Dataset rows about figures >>
--- Begin ---
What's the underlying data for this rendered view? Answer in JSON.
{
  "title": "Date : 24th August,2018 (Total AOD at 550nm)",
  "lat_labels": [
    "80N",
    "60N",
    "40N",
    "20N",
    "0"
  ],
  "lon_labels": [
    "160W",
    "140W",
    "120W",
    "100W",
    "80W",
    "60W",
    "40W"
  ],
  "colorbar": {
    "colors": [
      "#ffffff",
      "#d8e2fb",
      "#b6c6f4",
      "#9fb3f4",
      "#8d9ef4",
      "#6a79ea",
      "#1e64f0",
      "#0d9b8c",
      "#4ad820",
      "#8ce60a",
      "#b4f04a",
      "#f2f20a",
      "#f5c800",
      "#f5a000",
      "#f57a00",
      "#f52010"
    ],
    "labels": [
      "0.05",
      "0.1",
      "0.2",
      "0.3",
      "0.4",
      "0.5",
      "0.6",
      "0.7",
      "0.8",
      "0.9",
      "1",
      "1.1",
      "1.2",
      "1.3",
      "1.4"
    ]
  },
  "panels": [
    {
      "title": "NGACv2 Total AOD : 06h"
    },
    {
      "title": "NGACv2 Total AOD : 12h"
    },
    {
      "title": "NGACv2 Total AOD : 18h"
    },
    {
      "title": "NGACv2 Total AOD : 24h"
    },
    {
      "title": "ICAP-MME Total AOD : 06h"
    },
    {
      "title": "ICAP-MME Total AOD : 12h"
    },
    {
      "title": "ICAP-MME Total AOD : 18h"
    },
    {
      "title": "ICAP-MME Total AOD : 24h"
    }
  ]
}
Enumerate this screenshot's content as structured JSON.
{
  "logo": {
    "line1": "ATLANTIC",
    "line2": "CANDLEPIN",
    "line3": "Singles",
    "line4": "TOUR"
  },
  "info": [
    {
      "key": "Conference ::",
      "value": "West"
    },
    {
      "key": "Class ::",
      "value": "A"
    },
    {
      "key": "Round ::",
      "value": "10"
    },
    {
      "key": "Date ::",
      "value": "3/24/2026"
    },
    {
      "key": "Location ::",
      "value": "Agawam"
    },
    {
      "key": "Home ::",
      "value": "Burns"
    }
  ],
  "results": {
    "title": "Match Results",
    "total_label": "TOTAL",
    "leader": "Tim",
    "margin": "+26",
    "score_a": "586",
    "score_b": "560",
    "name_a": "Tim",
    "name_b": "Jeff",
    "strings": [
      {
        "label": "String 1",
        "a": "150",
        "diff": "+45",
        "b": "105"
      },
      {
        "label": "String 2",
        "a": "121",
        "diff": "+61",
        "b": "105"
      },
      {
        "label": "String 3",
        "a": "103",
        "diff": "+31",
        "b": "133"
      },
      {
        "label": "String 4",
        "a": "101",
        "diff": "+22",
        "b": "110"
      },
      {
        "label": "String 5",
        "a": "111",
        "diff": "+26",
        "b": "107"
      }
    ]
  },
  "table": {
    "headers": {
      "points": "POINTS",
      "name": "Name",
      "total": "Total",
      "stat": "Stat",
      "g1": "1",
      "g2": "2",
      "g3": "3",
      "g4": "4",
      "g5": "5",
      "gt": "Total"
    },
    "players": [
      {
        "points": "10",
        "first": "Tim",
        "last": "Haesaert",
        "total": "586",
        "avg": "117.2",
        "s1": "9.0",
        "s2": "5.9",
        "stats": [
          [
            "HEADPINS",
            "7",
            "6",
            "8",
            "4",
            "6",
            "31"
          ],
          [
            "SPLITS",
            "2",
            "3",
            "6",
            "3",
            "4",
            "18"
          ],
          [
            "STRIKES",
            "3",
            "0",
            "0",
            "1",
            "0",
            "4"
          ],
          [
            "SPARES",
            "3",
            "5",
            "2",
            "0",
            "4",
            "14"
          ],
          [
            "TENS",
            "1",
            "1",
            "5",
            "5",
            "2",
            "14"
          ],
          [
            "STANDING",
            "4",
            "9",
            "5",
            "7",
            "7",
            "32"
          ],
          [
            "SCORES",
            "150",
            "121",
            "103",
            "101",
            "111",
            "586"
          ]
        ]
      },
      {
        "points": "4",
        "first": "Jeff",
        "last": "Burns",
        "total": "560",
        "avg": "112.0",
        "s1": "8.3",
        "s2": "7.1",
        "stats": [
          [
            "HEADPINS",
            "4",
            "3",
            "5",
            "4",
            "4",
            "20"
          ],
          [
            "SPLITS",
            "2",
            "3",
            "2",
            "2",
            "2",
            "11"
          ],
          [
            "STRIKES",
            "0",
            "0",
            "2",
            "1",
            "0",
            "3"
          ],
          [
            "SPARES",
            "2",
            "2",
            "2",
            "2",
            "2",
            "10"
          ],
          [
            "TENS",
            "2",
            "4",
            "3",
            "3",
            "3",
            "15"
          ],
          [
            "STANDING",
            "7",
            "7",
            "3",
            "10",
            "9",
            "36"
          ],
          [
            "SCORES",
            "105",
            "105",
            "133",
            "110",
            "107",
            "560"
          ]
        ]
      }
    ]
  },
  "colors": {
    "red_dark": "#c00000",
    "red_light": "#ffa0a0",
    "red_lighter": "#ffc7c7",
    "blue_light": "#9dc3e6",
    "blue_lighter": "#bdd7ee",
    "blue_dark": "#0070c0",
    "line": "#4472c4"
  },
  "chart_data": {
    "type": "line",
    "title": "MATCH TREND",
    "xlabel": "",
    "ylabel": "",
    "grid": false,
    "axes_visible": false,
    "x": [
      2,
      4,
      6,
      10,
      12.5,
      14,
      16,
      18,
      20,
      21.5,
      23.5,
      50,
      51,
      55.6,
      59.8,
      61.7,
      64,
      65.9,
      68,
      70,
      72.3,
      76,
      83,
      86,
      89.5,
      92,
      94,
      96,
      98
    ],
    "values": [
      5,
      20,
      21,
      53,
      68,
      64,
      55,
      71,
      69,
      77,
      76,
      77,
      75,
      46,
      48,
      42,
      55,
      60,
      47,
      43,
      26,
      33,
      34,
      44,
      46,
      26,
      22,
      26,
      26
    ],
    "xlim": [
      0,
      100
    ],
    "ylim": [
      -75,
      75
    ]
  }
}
--- End ---
WHAT TO WORK ON >> Retype every entry word for word.

SOLUTION TO THIS EXERCISE >>
What's the underlying data for this rendered view? Answer in JSON.
{
  "title": "Date : 24th August,2018 (Total AOD at 550nm)",
  "lat_labels": [
    "80N",
    "60N",
    "40N",
    "20N",
    "0"
  ],
  "lon_labels": [
    "160W",
    "140W",
    "120W",
    "100W",
    "80W",
    "60W",
    "40W"
  ],
  "colorbar": {
    "colors": [
      "#ffffff",
      "#d8e2fb",
      "#b6c6f4",
      "#9fb3f4",
      "#8d9ef4",
      "#6a79ea",
      "#1e64f0",
      "#0d9b8c",
      "#4ad820",
      "#8ce60a",
      "#b4f04a",
      "#f2f20a",
      "#f5c800",
      "#f5a000",
      "#f57a00",
      "#f52010"
    ],
    "labels": [
      "0.05",
      "0.1",
      "0.2",
      "0.3",
      "0.4",
      "0.5",
      "0.6",
      "0.7",
      "0.8",
      "0.9",
      "1",
      "1.1",
      "1.2",
      "1.3",
      "1.4"
    ]
  },
  "panels": [
    {
      "title": "NGACv2 Total AOD : 06h"
    },
    {
      "title": "NGACv2 Total AOD : 12h"
    },
    {
      "title": "NGACv2 Total AOD : 18h"
    },
    {
      "title": "NGACv2 Total AOD : 24h"
    },
    {
      "title": "ICAP-MME Total AOD : 06h"
    },
    {
      "title": "ICAP-MME Total AOD : 12h"
    },
    {
      "title": "ICAP-MME Total AOD : 18h"
    },
    {
      "title": "ICAP-MME Total AOD : 24h"
    }
  ]
}
Enumerate this screenshot's content as structured JSON.
{
  "logo": {
    "line1": "ATLANTIC",
    "line2": "CANDLEPIN",
    "line3": "Singles",
    "line4": "TOUR"
  },
  "info": [
    {
      "key": "Conference ::",
      "value": "West"
    },
    {
      "key": "Class ::",
      "value": "A"
    },
    {
      "key": "Round ::",
      "value": "10"
    },
    {
      "key": "Date ::",
      "value": "3/24/2026"
    },
    {
      "key": "Location ::",
      "value": "Agawam"
    },
    {
      "key": "Home ::",
      "value": "Burns"
    }
  ],
  "results": {
    "title": "Match Results",
    "total_label": "TOTAL",
    "leader": "Tim",
    "margin": "+26",
    "score_a": "586",
    "score_b": "560",
    "name_a": "Tim",
    "name_b": "Jeff",
    "strings": [
      {
        "label": "String 1",
        "a": "150",
        "diff": "+45",
        "b": "105"
      },
      {
        "label": "String 2",
        "a": "121",
        "diff": "+61",
        "b": "105"
      },
      {
        "label": "String 3",
        "a": "103",
        "diff": "+31",
        "b": "133"
      },
      {
        "label": "String 4",
        "a": "101",
        "diff": "+22",
        "b": "110"
      },
      {
        "label": "String 5",
        "a": "111",
        "diff": "+26",
        "b": "107"
      }
    ]
  },
  "table": {
    "headers": {
      "points": "POINTS",
      "name": "Name",
      "total": "Total",
      "stat": "Stat",
      "g1": "1",
      "g2": "2",
      "g3": "3",
      "g4": "4",
      "g5": "5",
      "gt": "Total"
    },
    "players": [
      {
        "points": "10",
        "first": "Tim",
        "last": "Haesaert",
        "total": "586",
        "avg": "117.2",
        "s1": "9.0",
        "s2": "5.9",
        "stats": [
          [
            "HEADPINS",
            "7",
            "6",
            "8",
            "4",
            "6",
            "31"
          ],
          [
            "SPLITS",
            "2",
            "3",
            "6",
            "3",
            "4",
            "18"
          ],
          [
            "STRIKES",
            "3",
            "0",
            "0",
            "1",
            "0",
            "4"
          ],
          [
            "SPARES",
            "3",
            "5",
            "2",
            "0",
            "4",
            "14"
          ],
          [
            "TENS",
            "1",
            "1",
            "5",
            "5",
            "2",
            "14"
          ],
          [
            "STANDING",
            "4",
            "9",
            "5",
            "7",
            "7",
            "32"
          ],
          [
            "SCORES",
            "150",
            "121",
            "103",
            "101",
            "111",
            "586"
          ]
        ]
      },
      {
        "points": "4",
        "first": "Jeff",
        "last": "Burns",
        "total": "560",
        "avg": "112.0",
        "s1": "8.3",
        "s2": "7.1",
        "stats": [
          [
            "HEADPINS",
            "4",
            "3",
            "5",
            "4",
            "4",
            "20"
          ],
          [
            "SPLITS",
            "2",
            "3",
            "2",
            "2",
            "2",
            "11"
          ],
          [
            "STRIKES",
            "0",
            "0",
            "2",
            "1",
            "0",
            "3"
          ],
          [
            "SPARES",
            "2",
            "2",
            "2",
            "2",
            "2",
            "10"
          ],
          [
            "TENS",
            "2",
            "4",
            "3",
            "3",
            "3",
            "15"
          ],
          [
            "STANDING",
            "7",
            "7",
            "3",
            "10",
            "9",
            "36"
          ],
          [
            "SCORES",
            "105",
            "105",
            "133",
            "110",
            "107",
            "560"
          ]
        ]
      }
    ]
  },
  "colors": {
    "red_dark": "#c00000",
    "red_light": "#ffa0a0",
    "red_lighter": "#ffc7c7",
    "blue_light": "#9dc3e6",
    "blue_lighter": "#bdd7ee",
    "blue_dark": "#0070c0",
    "line": "#4472c4"
  },
  "chart_data": {
    "type": "line",
    "title": "MATCH TREND",
    "xlabel": "",
    "ylabel": "",
    "grid": false,
    "axes_visible": false,
    "x": [
      2,
      4,
      6,
      10,
      12.5,
      14,
      16,
      18,
      20,
      21.5,
      23.5,
      50,
      51,
      55.6,
      59.8,
      61.7,
      64,
      65.9,
      68,
      70,
      72.3,
      76,
      83,
      86,
      89.5,
      92,
      94,
      96,
      98
    ],
    "values": [
      5,
      20,
      21,
      53,
      68,
      64,
      55,
      71,
      69,
      77,
      76,
      77,
      75,
      46,
      48,
      42,
      55,
      60,
      47,
      43,
      26,
      33,
      34,
      44,
      46,
      26,
      22,
      26,
      26
    ],
    "xlim": [
      0,
      100
    ],
    "ylim": [
      -75,
      75
    ]
  }
}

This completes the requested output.